What the task requires
Print out every line, exactly as written.

Data section
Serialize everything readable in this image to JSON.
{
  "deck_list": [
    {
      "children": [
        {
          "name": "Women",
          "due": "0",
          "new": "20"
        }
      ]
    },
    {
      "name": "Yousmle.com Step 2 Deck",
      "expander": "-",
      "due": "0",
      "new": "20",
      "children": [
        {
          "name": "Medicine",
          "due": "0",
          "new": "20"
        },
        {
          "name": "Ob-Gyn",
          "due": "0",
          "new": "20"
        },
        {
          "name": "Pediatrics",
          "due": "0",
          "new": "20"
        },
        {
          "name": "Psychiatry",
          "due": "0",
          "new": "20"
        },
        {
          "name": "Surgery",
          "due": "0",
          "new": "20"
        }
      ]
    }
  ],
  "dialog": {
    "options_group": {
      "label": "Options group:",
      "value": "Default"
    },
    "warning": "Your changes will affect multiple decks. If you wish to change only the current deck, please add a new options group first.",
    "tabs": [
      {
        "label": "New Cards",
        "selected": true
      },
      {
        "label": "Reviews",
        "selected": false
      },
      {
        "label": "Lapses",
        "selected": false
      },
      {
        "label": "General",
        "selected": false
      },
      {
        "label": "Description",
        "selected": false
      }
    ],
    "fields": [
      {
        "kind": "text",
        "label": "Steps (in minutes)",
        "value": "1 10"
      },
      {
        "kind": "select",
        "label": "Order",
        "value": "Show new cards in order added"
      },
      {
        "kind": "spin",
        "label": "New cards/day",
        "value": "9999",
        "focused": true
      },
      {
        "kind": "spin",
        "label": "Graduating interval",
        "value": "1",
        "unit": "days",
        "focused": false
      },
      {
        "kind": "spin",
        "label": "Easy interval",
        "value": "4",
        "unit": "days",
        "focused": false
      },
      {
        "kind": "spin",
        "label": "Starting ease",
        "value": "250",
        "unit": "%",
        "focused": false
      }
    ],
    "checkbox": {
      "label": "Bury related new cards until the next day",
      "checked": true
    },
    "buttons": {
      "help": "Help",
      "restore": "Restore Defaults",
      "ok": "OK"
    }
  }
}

Response to the task
Serialize everything readable in this image to JSON.
{
  "deck_list": [
    {
      "children": [
        {
          "name": "Women",
          "due": "0",
          "new": "20"
        }
      ]
    },
    {
      "name": "Yousmle.com Step 2 Deck",
      "expander": "-",
      "due": "0",
      "new": "20",
      "children": [
        {
          "name": "Medicine",
          "due": "0",
          "new": "20"
        },
        {
          "name": "Ob-Gyn",
          "due": "0",
          "new": "20"
        },
        {
          "name": "Pediatrics",
          "due": "0",
          "new": "20"
        },
        {
          "name": "Psychiatry",
          "due": "0",
          "new": "20"
        },
        {
          "name": "Surgery",
          "due": "0",
          "new": "20"
        }
      ]
    }
  ],
  "dialog": {
    "options_group": {
      "label": "Options group:",
      "value": "Default"
    },
    "warning": "Your changes will affect multiple decks. If you wish to change only the current deck, please add a new options group first.",
    "tabs": [
      {
        "label": "New Cards",
        "selected": true
      },
      {
        "label": "Reviews",
        "selected": false
      },
      {
        "label": "Lapses",
        "selected": false
      },
      {
        "label": "General",
        "selected": false
      },
      {
        "label": "Description",
        "selected": false
      }
    ],
    "fields": [
      {
        "kind": "text",
        "label": "Steps (in minutes)",
        "value": "1 10"
      },
      {
        "kind": "select",
        "label": "Order",
        "value": "Show new cards in order added"
      },
      {
        "kind": "spin",
        "label": "New cards/day",
        "value": "9999",
        "focused": true
      },
      {
        "kind": "spin",
        "label": "Graduating interval",
        "value": "1",
        "unit": "days",
        "focused": false
      },
      {
        "kind": "spin",
        "label": "Easy interval",
        "value": "4",
        "unit": "days",
        "focused": false
      },
      {
        "kind": "spin",
        "label": "Starting ease",
        "value": "250",
        "unit": "%",
        "focused": false
      }
    ],
    "checkbox": {
      "label": "Bury related new cards until the next day",
      "checked": true
    },
    "buttons": {
      "help": "Help",
      "restore": "Restore Defaults",
      "ok": "OK"
    }
  }
}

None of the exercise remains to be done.